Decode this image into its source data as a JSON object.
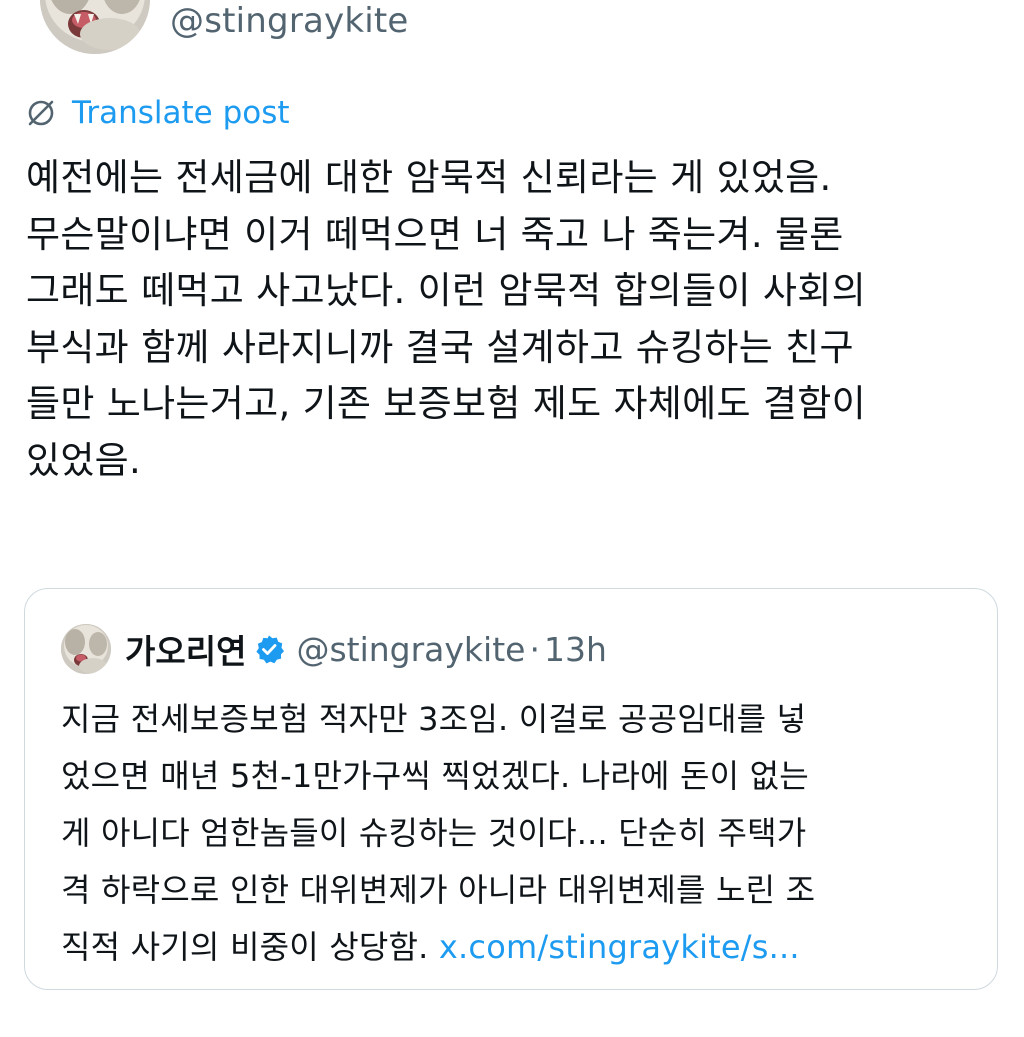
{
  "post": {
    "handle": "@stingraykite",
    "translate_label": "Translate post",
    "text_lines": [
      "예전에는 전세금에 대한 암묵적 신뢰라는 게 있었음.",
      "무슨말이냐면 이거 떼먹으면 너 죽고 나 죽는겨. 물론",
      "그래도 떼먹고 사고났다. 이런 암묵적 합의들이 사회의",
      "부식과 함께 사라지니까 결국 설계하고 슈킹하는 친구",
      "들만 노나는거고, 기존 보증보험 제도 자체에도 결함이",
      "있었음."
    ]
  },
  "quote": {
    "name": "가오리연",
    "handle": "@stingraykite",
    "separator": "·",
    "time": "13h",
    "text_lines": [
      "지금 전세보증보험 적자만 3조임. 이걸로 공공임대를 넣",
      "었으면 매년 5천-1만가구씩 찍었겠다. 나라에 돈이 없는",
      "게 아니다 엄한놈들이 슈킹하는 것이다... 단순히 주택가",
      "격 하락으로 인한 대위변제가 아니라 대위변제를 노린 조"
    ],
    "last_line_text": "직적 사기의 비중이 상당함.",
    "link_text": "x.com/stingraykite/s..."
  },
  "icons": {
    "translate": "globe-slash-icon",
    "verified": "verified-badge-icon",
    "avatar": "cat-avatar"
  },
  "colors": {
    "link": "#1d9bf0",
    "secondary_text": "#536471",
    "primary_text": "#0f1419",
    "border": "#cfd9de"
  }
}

....

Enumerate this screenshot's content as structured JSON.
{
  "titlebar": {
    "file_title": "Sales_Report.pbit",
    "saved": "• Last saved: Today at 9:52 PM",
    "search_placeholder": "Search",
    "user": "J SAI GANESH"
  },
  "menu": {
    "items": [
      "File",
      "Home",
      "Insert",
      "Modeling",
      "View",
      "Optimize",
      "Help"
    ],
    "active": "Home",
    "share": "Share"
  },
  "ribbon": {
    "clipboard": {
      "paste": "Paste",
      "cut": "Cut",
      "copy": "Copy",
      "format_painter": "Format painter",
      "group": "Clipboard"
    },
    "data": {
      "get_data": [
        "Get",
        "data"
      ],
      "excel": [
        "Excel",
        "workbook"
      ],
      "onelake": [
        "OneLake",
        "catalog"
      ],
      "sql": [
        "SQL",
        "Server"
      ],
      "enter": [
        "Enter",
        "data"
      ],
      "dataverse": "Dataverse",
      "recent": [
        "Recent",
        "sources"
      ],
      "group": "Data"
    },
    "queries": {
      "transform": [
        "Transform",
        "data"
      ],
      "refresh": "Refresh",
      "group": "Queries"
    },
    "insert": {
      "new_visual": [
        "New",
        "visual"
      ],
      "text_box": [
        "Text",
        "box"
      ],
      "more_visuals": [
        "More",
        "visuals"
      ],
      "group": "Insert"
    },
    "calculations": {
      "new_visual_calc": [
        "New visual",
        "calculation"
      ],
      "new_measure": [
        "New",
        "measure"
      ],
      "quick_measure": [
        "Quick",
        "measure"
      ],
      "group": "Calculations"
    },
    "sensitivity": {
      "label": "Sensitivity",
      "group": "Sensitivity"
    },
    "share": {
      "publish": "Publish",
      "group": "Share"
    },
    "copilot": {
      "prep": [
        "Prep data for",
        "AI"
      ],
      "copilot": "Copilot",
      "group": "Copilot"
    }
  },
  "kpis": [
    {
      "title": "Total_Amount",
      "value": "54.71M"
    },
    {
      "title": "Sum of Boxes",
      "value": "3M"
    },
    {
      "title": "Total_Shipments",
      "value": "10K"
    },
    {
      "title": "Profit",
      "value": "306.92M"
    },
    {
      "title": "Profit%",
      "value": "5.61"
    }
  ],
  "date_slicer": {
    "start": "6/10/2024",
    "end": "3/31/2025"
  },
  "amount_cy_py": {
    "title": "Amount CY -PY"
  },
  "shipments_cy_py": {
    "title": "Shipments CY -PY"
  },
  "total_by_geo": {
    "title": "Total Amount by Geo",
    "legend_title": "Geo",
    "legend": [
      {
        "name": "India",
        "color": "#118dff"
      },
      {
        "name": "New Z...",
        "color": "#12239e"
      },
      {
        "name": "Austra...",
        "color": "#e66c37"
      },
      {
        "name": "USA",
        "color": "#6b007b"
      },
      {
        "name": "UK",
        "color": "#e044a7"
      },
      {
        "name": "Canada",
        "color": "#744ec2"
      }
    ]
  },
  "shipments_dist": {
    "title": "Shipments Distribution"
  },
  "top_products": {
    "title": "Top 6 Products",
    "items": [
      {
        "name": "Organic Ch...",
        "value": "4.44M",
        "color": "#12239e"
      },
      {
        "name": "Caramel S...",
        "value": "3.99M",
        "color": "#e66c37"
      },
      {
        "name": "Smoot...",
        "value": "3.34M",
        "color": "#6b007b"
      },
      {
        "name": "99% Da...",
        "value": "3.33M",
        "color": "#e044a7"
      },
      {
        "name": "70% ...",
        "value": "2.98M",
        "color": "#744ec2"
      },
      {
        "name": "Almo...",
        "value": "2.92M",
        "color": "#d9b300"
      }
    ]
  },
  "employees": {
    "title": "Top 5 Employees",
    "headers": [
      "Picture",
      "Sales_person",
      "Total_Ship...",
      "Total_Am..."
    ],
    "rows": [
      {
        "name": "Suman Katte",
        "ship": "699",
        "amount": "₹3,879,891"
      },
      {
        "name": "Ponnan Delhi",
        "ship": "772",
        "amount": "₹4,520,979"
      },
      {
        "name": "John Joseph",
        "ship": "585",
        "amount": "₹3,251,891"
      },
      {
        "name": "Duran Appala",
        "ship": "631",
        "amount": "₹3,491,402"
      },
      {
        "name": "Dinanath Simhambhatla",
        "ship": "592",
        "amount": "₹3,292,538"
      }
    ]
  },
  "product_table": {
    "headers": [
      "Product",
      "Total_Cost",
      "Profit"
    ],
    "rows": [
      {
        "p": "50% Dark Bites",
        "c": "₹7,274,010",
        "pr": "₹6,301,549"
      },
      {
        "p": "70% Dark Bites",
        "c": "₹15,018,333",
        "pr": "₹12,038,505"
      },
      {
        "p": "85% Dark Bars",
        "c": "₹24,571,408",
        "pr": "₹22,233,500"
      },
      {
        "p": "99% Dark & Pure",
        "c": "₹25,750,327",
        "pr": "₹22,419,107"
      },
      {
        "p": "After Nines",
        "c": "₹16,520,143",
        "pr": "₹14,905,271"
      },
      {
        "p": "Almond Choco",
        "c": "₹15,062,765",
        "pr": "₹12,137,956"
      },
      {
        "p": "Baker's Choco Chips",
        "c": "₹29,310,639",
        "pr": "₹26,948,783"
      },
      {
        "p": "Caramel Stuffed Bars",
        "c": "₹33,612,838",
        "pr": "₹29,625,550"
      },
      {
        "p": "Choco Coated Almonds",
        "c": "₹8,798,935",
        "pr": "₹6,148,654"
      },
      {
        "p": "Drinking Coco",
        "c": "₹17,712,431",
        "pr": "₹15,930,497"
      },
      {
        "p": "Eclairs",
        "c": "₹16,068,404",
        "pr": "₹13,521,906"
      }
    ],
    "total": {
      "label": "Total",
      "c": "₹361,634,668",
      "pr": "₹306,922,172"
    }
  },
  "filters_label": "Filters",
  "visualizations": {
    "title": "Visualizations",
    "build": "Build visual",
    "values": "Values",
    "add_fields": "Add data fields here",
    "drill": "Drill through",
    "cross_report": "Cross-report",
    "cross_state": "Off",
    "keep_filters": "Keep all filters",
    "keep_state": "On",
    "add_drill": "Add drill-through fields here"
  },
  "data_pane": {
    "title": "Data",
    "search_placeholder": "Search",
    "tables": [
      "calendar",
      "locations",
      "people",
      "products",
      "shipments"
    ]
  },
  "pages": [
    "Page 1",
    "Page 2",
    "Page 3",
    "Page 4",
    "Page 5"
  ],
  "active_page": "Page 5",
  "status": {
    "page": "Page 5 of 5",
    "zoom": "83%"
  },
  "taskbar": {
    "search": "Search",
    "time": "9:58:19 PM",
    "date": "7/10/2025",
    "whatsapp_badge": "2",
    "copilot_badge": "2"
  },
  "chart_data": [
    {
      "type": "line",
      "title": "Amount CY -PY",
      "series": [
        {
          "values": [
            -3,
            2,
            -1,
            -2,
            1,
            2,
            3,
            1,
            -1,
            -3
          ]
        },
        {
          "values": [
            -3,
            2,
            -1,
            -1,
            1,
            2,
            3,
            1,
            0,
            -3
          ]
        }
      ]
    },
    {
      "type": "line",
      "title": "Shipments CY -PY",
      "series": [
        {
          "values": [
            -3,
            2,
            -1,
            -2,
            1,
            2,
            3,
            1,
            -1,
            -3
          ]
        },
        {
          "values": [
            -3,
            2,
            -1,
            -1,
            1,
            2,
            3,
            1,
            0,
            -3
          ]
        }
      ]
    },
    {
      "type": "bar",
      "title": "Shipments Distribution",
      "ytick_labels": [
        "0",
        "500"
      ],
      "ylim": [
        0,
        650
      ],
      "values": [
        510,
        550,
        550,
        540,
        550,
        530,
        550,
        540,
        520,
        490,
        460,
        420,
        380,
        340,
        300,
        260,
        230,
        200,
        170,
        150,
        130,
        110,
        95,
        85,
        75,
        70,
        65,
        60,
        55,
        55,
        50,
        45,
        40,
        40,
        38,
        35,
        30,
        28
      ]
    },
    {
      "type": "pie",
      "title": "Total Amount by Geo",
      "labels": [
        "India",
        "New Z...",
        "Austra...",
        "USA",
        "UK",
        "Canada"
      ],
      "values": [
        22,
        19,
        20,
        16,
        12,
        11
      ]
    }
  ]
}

....

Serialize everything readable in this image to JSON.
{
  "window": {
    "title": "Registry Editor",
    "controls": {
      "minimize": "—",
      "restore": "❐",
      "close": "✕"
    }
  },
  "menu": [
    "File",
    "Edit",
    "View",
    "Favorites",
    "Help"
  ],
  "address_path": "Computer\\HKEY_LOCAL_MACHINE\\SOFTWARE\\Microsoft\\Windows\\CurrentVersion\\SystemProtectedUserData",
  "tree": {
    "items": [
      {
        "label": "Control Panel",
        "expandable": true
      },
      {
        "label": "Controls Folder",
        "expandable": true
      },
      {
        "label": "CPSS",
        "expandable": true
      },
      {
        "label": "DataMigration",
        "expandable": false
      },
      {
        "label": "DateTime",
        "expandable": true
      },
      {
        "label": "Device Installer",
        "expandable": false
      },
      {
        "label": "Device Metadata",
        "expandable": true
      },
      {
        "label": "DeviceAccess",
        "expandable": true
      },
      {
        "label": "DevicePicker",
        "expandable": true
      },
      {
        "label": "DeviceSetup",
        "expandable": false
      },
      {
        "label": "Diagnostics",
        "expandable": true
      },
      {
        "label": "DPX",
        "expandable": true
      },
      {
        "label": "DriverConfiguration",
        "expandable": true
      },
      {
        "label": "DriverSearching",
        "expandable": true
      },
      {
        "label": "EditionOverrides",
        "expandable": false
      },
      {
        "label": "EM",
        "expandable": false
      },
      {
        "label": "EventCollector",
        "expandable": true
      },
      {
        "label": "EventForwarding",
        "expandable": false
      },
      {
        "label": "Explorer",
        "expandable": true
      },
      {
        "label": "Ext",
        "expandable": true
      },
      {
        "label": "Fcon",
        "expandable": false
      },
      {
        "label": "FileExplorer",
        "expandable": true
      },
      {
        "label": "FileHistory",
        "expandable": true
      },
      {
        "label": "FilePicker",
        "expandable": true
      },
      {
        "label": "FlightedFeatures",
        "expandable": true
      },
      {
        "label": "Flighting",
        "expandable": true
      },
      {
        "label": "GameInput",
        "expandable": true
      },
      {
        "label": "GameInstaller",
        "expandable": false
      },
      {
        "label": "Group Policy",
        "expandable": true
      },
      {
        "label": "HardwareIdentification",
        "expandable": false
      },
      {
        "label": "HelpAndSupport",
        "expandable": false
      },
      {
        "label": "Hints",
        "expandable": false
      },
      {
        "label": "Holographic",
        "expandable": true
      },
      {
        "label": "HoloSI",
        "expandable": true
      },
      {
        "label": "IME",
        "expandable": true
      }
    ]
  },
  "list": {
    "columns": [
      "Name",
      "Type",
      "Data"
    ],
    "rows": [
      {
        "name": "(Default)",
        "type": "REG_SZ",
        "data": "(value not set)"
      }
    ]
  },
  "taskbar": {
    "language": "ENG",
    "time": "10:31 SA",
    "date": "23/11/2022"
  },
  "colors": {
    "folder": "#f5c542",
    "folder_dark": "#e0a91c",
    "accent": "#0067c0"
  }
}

....

Search the entries for the word "Bars" and gather every line where it appears.

        "p": "85% Dark Bars",
        "p": "Caramel Stuffed Bars",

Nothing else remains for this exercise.